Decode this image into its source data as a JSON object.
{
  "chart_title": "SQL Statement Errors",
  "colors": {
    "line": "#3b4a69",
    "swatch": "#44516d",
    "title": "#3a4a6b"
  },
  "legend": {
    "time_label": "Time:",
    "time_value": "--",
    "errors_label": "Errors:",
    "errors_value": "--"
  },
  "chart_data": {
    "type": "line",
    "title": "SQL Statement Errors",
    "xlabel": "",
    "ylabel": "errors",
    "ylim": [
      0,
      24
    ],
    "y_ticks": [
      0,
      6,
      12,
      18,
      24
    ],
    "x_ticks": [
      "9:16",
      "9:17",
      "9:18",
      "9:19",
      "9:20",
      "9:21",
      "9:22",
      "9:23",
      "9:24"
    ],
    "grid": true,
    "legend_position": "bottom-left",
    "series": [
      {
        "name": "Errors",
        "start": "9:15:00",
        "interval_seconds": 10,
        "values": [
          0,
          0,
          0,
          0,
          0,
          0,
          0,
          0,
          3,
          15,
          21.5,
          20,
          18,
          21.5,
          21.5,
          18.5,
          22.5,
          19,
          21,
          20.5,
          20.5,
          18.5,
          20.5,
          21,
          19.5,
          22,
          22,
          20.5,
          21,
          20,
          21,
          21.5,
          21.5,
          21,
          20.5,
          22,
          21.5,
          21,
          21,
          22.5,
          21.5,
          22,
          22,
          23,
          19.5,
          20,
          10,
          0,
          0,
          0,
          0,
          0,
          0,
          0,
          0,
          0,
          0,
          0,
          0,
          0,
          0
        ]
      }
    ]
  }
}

------------------------

* **THE EXERCISE**: Print the material above once more, exactly.

* **RESULT OF THIS EXERCISE**:
Decode this image into its source data as a JSON object.
{
  "chart_title": "SQL Statement Errors",
  "colors": {
    "line": "#3b4a69",
    "swatch": "#44516d",
    "title": "#3a4a6b"
  },
  "legend": {
    "time_label": "Time:",
    "time_value": "--",
    "errors_label": "Errors:",
    "errors_value": "--"
  },
  "chart_data": {
    "type": "line",
    "title": "SQL Statement Errors",
    "xlabel": "",
    "ylabel": "errors",
    "ylim": [
      0,
      24
    ],
    "y_ticks": [
      0,
      6,
      12,
      18,
      24
    ],
    "x_ticks": [
      "9:16",
      "9:17",
      "9:18",
      "9:19",
      "9:20",
      "9:21",
      "9:22",
      "9:23",
      "9:24"
    ],
    "grid": true,
    "legend_position": "bottom-left",
    "series": [
      {
        "name": "Errors",
        "start": "9:15:00",
        "interval_seconds": 10,
        "values": [
          0,
          0,
          0,
          0,
          0,
          0,
          0,
          0,
          3,
          15,
          21.5,
          20,
          18,
          21.5,
          21.5,
          18.5,
          22.5,
          19,
          21,
          20.5,
          20.5,
          18.5,
          20.5,
          21,
          19.5,
          22,
          22,
          20.5,
          21,
          20,
          21,
          21.5,
          21.5,
          21,
          20.5,
          22,
          21.5,
          21,
          21,
          22.5,
          21.5,
          22,
          22,
          23,
          19.5,
          20,
          10,
          0,
          0,
          0,
          0,
          0,
          0,
          0,
          0,
          0,
          0,
          0,
          0,
          0,
          0
        ]
      }
    ]
  }
}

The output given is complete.